═══ Data provided ═══
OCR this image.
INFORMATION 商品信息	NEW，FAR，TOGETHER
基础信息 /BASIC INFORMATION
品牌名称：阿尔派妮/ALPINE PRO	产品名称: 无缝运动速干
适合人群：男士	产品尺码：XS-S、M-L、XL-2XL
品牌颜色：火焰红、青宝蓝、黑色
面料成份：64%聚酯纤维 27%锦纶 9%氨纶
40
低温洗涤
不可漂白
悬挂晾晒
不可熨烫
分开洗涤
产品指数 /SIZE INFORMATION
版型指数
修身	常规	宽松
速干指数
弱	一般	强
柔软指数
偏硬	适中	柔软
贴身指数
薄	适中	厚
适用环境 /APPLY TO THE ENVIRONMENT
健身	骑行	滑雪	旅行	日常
═══
═══ Data provided ═══
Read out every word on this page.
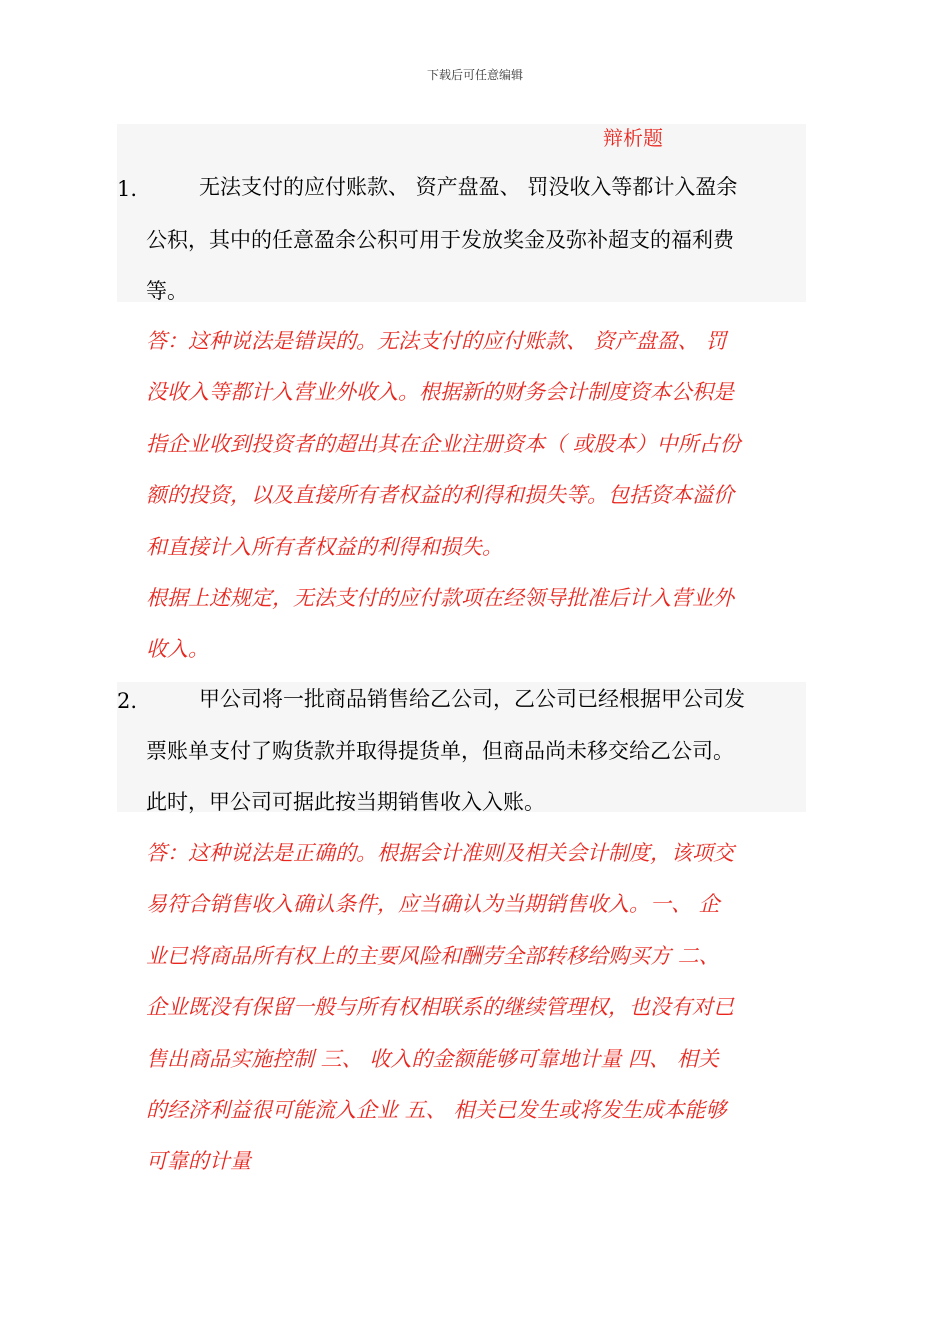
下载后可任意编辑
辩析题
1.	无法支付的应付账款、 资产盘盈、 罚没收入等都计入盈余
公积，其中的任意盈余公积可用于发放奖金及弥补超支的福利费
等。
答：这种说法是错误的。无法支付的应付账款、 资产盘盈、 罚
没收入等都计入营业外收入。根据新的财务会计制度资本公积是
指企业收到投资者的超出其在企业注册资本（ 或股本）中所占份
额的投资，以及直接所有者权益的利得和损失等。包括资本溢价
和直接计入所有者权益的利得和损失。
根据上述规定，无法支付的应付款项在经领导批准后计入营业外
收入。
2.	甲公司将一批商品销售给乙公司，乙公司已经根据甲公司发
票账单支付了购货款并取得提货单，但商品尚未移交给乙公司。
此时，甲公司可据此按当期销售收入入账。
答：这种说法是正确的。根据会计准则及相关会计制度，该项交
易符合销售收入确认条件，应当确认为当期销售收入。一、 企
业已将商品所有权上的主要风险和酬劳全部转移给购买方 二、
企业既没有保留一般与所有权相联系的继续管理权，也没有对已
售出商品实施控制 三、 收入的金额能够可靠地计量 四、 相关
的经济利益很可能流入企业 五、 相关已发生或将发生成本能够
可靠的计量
═══
═══ Data provided ═══
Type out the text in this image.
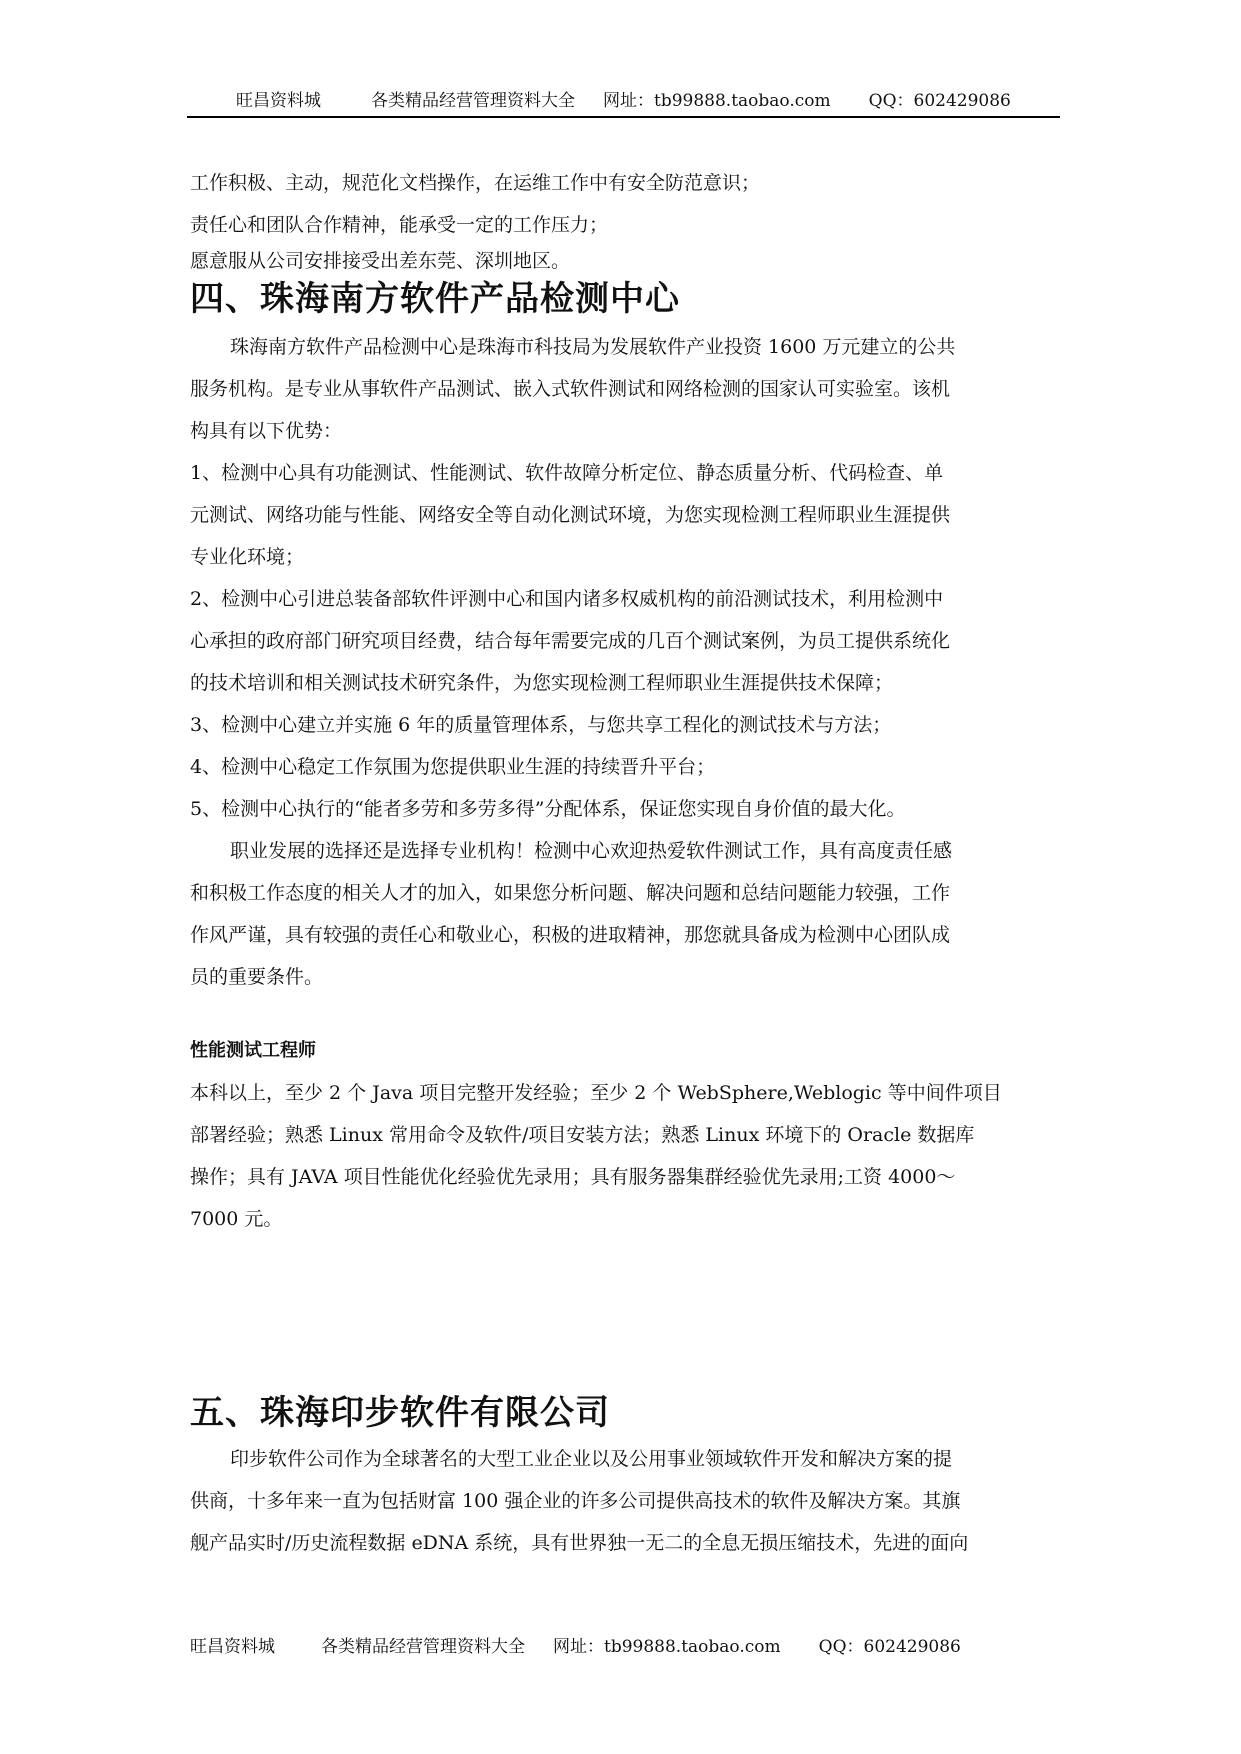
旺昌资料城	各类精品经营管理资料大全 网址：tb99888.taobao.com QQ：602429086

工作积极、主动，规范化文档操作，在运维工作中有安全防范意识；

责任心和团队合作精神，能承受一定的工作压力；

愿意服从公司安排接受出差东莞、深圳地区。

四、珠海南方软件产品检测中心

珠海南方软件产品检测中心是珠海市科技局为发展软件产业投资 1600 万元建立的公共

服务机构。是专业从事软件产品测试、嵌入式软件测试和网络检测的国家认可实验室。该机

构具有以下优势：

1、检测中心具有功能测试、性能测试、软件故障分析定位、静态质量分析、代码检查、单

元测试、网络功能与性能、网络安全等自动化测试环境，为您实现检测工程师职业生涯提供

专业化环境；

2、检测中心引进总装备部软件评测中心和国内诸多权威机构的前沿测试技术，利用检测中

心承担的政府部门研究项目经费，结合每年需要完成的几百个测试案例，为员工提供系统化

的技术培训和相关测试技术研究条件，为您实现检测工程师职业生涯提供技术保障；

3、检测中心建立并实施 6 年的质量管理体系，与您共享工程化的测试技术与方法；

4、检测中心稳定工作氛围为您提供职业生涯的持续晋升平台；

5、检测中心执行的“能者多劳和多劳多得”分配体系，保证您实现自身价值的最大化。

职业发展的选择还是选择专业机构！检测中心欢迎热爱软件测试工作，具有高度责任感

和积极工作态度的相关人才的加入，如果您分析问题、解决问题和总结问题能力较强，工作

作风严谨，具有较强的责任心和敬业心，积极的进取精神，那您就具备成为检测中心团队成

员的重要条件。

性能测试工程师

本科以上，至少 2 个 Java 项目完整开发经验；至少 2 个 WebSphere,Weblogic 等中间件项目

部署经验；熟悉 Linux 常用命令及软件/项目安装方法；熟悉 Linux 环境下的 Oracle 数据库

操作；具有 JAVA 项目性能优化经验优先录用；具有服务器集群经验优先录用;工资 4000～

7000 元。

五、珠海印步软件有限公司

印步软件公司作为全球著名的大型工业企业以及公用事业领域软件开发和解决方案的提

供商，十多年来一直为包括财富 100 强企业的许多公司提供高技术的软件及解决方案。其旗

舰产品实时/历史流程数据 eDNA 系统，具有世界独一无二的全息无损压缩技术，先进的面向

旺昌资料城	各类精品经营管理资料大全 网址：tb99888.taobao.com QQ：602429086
═══
From the material above, copy each line that includes the word "无法支付的应付账款".

1.	无法支付的应付账款、 资产盘盈、 罚没收入等都计入盈余
答：这种说法是错误的。无法支付的应付账款、 资产盘盈、 罚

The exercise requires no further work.